-- WORK INSTRUCTIONS --
Give the number of lines that include the string "active", nothing more.

Records contained in a dataset:

-----

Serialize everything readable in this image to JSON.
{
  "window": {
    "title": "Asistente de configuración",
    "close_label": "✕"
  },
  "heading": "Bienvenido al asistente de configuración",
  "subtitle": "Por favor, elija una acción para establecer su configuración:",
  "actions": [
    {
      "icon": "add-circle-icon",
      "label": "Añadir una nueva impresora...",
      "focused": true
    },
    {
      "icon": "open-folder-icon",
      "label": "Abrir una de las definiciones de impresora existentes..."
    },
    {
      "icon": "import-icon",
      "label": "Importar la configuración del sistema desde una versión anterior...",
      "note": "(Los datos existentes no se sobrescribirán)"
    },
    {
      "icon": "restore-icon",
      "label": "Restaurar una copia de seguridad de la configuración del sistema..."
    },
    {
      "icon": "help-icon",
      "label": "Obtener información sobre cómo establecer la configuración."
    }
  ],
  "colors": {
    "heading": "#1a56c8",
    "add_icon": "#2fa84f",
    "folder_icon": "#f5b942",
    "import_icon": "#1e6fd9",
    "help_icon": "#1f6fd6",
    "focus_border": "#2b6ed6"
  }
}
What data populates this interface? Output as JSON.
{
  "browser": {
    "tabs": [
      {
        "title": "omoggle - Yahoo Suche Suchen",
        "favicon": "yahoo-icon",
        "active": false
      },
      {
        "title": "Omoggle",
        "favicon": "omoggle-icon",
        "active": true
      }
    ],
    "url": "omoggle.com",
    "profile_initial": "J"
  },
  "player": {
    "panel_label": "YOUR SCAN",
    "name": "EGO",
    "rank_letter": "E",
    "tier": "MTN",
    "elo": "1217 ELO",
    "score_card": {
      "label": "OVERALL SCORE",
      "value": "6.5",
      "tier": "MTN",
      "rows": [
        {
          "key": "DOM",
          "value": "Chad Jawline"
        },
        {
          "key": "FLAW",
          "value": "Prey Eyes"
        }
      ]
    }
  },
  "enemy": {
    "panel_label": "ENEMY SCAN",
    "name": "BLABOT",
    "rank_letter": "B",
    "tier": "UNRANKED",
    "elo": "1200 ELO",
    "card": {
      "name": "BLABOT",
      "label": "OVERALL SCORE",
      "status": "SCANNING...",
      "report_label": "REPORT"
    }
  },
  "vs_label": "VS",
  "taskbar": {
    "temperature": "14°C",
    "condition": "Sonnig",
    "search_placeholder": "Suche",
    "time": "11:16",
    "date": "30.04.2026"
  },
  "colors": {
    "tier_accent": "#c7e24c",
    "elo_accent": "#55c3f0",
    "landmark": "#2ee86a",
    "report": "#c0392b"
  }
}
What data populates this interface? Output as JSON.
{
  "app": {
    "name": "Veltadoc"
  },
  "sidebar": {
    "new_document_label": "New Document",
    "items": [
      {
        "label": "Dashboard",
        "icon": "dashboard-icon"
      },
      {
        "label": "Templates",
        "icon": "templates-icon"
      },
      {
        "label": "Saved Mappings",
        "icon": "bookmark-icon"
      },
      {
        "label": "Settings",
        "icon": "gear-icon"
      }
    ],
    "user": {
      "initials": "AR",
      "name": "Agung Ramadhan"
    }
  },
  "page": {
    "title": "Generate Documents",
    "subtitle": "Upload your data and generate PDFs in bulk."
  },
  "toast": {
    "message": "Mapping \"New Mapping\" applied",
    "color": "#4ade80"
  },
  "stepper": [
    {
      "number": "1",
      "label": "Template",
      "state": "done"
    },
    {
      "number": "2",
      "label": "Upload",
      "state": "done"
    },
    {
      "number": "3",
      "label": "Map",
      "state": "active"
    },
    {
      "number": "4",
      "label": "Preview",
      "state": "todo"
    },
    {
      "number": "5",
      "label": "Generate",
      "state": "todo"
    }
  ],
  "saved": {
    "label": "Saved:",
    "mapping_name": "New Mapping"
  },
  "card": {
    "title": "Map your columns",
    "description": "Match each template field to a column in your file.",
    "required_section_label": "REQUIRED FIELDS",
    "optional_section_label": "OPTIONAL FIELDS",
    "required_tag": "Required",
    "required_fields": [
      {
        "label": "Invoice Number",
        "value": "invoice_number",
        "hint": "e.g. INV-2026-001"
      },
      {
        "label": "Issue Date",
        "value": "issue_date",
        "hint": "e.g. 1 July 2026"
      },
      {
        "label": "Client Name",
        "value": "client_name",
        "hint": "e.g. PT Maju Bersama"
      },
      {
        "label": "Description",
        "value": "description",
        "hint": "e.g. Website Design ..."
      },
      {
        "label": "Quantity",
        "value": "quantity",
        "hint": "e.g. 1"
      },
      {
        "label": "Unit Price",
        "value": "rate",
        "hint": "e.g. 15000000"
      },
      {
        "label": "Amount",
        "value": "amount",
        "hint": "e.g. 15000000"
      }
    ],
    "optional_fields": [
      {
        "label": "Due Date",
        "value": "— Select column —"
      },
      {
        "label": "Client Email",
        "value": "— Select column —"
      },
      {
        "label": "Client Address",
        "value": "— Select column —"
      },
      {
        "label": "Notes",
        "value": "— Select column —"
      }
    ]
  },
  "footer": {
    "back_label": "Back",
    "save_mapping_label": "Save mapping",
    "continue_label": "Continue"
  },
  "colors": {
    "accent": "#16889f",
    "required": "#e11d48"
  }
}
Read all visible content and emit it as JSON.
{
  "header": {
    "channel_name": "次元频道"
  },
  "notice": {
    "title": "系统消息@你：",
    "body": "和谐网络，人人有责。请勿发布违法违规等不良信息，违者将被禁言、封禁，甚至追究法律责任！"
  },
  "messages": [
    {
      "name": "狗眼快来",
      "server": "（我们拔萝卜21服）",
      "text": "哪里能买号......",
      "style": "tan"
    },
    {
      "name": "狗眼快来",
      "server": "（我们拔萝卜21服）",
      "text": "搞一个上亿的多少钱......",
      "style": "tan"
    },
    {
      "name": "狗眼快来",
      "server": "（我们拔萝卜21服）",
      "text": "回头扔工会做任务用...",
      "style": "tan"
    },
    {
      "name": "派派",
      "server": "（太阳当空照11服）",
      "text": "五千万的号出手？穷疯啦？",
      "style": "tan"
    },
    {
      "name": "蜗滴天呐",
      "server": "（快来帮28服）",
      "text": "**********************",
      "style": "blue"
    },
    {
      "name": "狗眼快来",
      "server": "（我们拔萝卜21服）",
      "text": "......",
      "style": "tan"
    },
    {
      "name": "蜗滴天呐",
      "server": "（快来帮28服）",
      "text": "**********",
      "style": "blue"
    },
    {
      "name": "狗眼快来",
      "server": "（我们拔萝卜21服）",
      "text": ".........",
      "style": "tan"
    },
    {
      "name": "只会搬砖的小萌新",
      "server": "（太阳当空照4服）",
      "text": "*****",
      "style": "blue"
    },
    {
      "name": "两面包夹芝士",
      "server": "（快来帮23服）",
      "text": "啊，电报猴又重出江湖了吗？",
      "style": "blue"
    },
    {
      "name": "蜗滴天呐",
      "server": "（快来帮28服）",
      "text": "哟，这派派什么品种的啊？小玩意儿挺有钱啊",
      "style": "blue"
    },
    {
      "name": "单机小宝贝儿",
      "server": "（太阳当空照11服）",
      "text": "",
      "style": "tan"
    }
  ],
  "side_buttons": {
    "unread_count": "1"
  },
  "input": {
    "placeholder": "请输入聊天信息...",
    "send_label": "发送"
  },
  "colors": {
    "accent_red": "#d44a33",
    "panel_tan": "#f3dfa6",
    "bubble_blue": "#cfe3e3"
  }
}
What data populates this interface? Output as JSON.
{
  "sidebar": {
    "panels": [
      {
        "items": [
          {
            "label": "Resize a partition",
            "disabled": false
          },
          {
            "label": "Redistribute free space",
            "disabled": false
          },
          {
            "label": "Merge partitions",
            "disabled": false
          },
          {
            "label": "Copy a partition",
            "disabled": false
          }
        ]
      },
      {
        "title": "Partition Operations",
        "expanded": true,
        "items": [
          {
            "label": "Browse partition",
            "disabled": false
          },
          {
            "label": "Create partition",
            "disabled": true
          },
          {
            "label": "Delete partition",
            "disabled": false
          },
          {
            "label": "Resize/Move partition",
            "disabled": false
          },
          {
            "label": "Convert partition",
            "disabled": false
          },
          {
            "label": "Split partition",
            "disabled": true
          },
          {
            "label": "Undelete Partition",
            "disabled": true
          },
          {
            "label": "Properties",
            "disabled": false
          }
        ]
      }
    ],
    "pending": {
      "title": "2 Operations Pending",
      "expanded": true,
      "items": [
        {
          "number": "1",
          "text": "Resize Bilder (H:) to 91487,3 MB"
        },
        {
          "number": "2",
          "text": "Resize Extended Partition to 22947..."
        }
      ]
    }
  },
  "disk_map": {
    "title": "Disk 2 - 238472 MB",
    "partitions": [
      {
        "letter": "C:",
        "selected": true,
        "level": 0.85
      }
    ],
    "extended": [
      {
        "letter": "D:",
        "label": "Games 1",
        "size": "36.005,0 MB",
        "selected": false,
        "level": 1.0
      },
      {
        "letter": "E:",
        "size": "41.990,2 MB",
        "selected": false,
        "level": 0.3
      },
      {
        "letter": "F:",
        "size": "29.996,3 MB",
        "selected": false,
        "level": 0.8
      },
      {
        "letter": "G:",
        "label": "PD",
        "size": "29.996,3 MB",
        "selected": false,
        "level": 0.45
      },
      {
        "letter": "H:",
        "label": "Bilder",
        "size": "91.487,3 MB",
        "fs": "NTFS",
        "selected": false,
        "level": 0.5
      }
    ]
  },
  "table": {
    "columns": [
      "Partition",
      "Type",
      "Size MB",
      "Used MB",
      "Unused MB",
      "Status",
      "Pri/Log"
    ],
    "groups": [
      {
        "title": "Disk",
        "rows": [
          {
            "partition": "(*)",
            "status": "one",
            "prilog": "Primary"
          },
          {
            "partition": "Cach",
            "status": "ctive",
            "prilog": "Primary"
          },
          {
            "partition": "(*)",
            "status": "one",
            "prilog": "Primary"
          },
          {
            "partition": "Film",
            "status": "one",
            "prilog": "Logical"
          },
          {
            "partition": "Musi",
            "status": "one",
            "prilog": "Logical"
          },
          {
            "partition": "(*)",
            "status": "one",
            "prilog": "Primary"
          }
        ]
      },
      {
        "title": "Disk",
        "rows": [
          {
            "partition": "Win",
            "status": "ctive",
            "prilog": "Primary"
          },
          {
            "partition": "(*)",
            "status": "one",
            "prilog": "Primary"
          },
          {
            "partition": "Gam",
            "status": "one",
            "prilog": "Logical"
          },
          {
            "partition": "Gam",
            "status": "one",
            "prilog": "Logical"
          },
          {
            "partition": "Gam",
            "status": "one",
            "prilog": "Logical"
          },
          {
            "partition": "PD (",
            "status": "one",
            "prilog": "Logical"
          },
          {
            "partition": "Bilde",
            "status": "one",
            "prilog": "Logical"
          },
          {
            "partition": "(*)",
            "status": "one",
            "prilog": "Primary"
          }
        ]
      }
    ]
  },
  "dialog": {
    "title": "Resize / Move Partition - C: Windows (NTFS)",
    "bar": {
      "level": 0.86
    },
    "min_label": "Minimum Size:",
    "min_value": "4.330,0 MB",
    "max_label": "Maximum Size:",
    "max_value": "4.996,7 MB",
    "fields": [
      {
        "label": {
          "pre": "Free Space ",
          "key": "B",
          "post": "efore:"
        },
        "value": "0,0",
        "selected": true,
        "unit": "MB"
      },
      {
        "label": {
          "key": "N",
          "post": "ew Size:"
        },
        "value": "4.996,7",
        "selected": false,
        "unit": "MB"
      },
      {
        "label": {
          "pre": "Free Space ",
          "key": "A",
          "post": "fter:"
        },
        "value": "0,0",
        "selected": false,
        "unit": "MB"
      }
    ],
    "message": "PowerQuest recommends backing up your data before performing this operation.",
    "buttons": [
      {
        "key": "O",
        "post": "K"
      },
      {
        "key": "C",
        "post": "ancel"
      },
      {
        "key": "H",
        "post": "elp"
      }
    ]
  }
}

-----

-- RESPONSE TO THE EXERCISE --
3